— Start of SOURCE RECORDS —

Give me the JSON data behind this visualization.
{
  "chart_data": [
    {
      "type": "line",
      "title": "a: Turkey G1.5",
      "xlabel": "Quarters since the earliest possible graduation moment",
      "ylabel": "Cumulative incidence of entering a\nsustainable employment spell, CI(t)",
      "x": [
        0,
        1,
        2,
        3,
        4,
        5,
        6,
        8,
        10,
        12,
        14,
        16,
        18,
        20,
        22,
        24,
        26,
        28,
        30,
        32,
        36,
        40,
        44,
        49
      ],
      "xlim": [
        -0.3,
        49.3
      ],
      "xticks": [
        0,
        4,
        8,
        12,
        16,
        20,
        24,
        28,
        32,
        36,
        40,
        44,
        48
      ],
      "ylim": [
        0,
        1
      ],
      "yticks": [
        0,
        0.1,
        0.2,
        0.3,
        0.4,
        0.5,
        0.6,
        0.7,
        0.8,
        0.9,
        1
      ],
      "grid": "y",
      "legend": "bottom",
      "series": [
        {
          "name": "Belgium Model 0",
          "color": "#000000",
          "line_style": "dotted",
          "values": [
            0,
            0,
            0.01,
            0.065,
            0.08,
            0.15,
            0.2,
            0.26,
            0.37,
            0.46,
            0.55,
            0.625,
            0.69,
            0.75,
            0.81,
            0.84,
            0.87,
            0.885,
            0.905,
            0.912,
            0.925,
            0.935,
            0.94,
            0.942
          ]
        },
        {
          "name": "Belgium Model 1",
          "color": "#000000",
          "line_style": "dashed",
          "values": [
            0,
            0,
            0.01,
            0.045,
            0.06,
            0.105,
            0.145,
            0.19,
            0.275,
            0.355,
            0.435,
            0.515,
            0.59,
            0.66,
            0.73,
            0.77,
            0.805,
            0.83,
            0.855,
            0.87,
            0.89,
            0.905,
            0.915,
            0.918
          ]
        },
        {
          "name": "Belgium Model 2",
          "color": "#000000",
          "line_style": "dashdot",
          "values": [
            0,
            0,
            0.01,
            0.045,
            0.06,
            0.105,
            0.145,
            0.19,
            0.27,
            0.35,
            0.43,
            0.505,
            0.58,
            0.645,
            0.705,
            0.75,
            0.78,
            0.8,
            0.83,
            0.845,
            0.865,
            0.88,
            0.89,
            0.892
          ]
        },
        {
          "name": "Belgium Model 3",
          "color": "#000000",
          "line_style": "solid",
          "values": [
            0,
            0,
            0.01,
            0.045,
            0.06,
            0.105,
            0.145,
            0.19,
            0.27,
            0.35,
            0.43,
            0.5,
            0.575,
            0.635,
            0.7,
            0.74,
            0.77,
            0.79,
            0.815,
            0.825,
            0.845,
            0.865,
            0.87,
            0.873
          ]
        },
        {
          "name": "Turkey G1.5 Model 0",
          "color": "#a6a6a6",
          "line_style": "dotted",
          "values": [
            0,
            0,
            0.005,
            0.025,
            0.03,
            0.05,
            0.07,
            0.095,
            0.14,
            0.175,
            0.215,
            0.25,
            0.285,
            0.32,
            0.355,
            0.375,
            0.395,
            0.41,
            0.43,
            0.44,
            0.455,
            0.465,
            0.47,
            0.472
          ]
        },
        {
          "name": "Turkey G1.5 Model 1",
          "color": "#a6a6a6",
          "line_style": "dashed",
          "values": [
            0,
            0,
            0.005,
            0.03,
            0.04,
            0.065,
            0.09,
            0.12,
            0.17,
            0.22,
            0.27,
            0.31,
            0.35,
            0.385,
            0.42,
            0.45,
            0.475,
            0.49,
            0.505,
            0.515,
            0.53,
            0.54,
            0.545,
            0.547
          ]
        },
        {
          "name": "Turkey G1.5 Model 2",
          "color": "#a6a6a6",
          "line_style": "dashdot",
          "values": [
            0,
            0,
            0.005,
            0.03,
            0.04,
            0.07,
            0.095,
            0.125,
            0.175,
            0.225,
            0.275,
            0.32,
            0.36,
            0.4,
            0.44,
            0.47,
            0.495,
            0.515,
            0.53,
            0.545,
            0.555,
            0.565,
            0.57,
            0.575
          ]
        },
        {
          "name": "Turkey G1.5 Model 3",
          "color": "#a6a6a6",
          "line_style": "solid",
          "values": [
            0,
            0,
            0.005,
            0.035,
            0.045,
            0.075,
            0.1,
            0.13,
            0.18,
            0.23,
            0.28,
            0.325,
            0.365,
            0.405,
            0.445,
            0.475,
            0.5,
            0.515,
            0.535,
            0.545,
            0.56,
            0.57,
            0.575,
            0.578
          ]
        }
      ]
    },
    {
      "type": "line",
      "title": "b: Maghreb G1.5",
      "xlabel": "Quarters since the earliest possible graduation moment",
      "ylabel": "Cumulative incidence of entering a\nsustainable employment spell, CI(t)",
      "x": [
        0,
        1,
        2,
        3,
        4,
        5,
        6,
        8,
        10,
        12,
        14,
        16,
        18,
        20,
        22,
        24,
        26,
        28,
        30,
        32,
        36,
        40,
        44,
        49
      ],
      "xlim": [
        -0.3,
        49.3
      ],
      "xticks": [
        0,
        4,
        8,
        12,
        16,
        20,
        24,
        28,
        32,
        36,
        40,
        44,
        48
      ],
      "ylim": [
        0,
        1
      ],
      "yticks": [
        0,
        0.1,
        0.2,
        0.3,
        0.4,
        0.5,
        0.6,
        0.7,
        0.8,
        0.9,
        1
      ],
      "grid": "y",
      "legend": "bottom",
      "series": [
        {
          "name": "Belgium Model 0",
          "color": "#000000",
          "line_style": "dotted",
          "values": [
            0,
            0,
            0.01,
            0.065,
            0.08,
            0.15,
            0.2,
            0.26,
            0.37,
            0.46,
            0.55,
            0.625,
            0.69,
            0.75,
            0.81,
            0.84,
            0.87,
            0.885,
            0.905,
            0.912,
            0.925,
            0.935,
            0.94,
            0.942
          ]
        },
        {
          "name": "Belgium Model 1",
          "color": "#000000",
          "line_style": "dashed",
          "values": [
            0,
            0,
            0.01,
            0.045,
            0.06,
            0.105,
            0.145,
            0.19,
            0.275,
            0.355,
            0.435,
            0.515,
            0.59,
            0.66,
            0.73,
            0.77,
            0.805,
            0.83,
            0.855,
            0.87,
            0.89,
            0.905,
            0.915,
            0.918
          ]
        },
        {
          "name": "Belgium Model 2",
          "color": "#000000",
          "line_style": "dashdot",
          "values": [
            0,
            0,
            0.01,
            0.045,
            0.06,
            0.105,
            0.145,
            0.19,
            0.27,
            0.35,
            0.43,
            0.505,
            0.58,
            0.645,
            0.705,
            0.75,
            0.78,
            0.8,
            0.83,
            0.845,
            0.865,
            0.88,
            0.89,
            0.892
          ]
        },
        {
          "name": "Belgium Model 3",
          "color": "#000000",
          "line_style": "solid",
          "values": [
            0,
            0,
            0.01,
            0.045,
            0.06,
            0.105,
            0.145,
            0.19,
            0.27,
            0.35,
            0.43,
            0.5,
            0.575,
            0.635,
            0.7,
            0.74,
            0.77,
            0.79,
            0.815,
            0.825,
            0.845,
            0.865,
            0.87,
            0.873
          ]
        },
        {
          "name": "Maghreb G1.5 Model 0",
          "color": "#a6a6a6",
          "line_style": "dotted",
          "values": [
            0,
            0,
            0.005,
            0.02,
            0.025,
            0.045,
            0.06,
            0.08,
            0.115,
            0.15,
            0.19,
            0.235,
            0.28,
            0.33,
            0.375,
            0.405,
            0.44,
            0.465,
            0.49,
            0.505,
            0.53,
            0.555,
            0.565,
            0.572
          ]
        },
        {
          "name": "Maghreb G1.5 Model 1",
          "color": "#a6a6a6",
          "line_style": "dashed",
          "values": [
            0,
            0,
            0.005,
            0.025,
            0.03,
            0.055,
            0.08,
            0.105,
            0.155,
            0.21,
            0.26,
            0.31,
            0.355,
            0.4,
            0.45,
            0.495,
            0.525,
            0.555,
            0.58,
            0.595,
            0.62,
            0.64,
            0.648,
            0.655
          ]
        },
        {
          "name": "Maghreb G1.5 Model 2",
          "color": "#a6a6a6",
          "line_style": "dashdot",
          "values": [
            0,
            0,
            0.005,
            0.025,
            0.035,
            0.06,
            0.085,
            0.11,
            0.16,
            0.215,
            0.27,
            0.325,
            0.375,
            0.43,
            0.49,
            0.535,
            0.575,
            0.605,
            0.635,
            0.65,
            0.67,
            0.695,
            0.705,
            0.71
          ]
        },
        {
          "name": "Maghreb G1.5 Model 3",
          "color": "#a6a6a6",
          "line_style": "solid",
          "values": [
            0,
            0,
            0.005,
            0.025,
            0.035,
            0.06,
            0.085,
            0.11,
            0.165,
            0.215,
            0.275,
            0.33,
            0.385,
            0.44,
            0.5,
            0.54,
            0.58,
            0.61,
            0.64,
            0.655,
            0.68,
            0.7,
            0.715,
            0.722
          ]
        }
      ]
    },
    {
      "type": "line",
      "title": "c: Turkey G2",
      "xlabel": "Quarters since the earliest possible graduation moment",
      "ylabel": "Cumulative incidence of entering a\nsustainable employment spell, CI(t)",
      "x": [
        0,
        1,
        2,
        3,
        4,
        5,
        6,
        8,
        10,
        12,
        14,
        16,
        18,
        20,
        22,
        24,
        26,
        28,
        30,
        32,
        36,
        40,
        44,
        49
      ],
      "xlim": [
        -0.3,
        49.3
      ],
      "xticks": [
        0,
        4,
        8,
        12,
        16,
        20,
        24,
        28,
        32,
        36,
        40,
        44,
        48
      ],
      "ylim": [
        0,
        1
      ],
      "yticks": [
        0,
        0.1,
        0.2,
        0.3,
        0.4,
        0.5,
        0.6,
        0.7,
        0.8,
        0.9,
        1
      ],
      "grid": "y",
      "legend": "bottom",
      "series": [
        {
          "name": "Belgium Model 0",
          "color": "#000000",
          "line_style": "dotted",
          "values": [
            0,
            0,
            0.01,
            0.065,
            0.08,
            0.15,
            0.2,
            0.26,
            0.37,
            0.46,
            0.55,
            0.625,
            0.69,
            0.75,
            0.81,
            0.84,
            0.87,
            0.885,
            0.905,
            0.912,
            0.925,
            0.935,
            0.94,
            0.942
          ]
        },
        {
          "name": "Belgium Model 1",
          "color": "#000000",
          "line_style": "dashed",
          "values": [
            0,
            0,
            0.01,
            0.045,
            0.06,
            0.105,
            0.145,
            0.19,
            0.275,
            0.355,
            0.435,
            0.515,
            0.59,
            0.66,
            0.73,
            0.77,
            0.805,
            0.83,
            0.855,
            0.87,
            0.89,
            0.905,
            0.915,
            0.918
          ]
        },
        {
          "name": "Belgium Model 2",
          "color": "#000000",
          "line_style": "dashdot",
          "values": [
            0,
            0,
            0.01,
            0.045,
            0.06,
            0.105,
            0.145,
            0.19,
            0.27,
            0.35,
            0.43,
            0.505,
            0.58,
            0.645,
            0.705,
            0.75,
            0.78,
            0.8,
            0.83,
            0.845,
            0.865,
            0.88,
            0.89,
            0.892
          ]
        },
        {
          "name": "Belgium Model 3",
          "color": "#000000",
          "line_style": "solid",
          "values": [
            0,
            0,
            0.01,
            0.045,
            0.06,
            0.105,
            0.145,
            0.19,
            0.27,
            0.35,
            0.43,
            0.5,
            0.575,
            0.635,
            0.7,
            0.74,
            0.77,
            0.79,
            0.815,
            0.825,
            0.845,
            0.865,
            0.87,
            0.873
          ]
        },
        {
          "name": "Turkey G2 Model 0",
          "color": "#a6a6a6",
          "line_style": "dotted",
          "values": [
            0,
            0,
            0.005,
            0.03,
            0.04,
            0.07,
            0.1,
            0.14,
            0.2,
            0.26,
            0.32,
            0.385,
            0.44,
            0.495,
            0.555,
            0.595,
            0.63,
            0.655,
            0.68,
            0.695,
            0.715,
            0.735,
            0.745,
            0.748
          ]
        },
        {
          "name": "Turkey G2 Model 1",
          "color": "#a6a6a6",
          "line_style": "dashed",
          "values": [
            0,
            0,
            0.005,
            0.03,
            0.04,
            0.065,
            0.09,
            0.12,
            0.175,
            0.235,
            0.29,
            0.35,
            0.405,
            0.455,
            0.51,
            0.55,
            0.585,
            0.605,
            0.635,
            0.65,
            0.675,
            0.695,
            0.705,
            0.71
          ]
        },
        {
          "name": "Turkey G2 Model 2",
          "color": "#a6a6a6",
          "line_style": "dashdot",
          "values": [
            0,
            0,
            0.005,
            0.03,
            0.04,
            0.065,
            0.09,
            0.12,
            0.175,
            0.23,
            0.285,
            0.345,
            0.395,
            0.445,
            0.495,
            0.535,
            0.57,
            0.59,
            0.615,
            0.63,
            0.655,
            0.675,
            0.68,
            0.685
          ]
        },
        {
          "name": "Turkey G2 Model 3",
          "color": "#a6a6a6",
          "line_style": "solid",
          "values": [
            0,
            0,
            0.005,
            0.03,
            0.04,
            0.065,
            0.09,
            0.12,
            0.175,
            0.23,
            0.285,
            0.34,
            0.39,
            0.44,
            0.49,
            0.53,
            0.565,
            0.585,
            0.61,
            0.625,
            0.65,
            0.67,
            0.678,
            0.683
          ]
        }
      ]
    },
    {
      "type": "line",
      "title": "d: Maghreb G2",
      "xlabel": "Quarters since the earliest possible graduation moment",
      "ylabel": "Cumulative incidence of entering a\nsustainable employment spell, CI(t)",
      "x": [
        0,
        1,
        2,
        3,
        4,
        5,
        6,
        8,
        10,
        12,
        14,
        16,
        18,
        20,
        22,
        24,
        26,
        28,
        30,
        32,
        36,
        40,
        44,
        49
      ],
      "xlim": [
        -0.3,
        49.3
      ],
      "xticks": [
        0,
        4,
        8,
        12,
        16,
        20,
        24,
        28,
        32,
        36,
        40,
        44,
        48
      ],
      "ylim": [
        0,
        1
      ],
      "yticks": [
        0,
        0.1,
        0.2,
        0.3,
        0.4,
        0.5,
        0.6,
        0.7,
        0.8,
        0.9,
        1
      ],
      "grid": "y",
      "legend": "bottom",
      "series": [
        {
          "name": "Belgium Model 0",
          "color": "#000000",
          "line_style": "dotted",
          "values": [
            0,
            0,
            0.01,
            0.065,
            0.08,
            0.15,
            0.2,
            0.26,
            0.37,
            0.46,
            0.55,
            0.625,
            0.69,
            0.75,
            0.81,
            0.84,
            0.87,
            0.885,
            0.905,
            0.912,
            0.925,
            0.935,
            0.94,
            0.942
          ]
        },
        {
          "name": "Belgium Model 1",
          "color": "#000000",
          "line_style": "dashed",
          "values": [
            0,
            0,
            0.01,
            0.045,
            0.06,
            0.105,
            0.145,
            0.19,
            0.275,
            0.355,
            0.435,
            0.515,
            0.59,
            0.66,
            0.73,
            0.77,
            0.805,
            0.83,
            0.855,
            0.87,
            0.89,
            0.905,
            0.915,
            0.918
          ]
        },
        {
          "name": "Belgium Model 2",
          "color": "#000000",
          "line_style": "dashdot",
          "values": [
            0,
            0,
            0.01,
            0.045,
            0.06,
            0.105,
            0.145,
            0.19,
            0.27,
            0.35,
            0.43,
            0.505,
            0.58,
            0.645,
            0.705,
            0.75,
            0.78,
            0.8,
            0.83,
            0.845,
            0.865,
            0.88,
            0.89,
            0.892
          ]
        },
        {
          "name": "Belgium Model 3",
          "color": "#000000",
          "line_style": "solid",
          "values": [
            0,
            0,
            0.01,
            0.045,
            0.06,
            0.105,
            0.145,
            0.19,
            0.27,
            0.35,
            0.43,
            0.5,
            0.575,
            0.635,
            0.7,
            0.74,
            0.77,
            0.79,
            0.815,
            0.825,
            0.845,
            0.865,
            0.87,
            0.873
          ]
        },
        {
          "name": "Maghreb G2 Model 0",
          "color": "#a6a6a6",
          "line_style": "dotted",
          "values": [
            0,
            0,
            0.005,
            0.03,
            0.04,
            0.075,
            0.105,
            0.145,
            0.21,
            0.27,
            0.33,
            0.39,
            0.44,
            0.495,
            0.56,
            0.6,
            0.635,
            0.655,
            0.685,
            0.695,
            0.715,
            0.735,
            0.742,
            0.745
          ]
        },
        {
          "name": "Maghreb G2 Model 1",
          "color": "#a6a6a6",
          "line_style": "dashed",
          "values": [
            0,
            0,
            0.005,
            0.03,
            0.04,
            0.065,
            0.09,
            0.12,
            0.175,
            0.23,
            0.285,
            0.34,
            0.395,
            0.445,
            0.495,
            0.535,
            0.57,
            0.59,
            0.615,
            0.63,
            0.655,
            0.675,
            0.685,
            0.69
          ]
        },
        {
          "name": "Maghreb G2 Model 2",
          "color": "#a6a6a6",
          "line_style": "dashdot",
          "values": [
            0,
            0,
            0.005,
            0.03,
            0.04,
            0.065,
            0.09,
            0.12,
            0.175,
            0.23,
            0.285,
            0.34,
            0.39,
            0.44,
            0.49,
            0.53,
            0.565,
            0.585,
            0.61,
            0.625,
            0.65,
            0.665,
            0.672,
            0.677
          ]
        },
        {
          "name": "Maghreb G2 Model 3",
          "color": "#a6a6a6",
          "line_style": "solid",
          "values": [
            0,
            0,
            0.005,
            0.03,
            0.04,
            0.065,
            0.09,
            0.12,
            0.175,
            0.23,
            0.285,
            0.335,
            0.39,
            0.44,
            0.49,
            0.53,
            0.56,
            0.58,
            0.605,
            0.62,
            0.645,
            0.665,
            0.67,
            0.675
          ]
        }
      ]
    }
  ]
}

— End of SOURCE RECORDS —

▸ TASK DESCRIPTION: Go through the listing above and list every line that has the word "Turkey".

▸ PROBLEM SOLUTION:
      "title": "a: Turkey G1.5",
          "name": "Turkey G1.5 Model 0",
          "name": "Turkey G1.5 Model 1",
          "name": "Turkey G1.5 Model 2",
          "name": "Turkey G1.5 Model 3",
      "title": "c: Turkey G2",
          "name": "Turkey G2 Model 0",
          "name": "Turkey G2 Model 1",
          "name": "Turkey G2 Model 2",
          "name": "Turkey G2 Model 3",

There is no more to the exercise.